▶ [Short task]
Filter the lines below, copying only those with the string "Transcribe".

[Excerpts from a figure dataset]
□ □ □ □

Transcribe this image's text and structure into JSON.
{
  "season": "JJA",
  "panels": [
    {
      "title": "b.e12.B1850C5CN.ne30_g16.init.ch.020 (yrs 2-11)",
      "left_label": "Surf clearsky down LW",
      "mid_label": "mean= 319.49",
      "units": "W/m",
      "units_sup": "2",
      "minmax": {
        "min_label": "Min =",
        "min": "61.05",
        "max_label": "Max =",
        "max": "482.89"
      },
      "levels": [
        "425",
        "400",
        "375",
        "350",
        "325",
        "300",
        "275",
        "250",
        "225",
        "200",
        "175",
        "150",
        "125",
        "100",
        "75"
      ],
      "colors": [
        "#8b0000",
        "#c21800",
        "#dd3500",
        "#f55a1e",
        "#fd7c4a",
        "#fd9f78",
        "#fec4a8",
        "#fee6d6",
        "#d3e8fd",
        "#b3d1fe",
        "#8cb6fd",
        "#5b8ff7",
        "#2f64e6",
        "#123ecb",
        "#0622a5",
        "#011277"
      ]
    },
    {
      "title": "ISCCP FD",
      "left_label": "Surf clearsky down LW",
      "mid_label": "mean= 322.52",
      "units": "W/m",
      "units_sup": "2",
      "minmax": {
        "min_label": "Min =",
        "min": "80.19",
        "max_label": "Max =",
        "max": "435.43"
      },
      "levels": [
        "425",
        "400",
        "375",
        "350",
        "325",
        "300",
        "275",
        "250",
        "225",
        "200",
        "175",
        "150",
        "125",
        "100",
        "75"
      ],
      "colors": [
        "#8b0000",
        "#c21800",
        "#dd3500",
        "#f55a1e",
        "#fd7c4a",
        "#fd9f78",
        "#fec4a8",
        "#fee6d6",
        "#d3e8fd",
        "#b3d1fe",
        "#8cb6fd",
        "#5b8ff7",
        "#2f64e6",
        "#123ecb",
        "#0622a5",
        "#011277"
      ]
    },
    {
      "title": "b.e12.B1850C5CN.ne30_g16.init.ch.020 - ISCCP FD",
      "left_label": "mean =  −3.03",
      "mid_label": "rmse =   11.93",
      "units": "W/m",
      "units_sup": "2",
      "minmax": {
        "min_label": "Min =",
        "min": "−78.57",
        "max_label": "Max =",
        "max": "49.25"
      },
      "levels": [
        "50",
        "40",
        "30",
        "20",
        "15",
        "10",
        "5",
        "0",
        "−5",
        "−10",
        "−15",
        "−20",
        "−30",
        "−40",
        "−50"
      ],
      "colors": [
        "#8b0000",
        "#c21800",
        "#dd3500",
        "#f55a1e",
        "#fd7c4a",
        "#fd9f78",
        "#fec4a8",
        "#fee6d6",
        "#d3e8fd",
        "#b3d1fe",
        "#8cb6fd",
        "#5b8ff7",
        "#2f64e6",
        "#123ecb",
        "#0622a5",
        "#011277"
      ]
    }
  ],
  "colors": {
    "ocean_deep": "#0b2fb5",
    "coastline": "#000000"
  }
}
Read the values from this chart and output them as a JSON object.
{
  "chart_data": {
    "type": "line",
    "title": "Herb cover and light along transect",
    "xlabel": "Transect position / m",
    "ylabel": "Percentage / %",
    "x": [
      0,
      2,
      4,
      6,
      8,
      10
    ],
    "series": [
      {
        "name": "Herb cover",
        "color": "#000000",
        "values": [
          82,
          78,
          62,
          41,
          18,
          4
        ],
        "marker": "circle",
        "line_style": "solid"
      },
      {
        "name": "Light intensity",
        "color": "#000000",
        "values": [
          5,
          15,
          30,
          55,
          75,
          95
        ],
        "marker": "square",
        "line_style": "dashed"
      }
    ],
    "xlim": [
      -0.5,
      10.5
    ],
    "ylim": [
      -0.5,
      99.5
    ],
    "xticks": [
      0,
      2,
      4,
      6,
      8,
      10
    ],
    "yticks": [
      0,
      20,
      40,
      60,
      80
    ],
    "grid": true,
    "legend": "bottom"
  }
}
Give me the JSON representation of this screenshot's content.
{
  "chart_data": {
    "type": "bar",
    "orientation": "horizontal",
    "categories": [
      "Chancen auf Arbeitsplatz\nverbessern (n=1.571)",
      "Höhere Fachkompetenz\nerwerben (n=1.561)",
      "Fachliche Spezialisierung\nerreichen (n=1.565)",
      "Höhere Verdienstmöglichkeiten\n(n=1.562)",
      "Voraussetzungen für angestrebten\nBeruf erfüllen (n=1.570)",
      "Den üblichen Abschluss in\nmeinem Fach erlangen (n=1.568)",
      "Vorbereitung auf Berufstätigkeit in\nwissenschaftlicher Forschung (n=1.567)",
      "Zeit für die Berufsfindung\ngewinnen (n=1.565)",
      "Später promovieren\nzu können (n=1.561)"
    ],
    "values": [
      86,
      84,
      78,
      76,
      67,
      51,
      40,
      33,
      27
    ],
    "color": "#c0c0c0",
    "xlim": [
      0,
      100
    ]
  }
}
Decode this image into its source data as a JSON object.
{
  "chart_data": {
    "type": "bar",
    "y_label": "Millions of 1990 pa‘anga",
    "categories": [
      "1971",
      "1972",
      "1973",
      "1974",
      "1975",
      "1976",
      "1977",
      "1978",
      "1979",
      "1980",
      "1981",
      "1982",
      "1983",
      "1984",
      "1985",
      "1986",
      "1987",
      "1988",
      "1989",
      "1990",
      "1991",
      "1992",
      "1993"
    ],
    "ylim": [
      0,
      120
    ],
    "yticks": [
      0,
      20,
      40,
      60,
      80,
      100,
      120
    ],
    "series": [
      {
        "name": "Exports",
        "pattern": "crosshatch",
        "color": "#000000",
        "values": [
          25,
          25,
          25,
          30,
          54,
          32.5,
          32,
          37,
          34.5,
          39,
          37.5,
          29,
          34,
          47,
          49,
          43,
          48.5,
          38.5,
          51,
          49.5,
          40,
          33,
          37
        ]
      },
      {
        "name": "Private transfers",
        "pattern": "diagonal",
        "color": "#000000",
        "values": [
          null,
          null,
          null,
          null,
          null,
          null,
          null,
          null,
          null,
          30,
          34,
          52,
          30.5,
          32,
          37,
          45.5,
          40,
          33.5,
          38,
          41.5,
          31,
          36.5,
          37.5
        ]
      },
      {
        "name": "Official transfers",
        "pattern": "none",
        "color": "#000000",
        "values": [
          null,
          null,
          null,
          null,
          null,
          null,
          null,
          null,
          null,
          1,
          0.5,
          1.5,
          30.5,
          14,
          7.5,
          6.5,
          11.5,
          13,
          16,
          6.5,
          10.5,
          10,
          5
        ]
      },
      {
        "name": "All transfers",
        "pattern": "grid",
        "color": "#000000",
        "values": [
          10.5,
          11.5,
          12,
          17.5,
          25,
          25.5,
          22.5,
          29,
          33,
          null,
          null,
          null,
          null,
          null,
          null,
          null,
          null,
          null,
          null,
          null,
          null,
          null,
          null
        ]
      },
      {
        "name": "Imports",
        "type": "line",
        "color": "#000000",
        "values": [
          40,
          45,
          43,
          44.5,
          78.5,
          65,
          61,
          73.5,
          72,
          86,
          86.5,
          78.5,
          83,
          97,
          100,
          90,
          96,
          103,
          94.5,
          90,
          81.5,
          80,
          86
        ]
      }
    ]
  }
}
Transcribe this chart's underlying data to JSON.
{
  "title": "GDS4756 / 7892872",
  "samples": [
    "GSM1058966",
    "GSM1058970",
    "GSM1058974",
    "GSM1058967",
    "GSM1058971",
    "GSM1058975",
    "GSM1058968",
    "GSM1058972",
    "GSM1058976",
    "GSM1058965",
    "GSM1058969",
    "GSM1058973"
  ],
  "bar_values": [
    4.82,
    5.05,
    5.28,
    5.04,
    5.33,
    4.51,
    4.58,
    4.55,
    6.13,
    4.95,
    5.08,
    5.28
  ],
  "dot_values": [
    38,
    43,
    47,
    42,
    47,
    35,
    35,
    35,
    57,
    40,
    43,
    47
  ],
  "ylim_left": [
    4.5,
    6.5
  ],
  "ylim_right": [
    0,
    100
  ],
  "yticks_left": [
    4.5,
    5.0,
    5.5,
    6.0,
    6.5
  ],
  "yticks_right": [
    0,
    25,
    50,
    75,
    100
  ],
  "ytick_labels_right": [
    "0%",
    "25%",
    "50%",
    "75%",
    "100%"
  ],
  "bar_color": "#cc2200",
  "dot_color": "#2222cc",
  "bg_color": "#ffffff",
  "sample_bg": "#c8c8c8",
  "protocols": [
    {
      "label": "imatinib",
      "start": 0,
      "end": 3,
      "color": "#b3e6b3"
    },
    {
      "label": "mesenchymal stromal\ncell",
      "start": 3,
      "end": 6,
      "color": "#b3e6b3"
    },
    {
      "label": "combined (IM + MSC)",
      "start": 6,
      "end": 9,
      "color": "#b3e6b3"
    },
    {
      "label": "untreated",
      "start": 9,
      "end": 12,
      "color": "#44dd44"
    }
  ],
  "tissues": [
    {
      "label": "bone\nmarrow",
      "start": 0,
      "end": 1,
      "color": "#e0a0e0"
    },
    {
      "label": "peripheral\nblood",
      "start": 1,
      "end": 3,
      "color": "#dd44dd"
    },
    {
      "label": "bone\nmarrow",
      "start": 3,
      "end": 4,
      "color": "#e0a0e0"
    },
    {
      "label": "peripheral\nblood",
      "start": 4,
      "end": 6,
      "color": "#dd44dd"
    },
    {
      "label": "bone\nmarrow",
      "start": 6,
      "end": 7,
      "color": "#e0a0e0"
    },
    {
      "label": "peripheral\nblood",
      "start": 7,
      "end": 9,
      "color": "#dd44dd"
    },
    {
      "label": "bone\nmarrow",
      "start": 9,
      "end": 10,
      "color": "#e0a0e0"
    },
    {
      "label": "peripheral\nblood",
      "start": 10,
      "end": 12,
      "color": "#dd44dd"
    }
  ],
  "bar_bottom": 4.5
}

□ □ □ □

▶ [The solution]
Transcribe this image's text and structure into JSON.
Transcribe this chart's underlying data to JSON.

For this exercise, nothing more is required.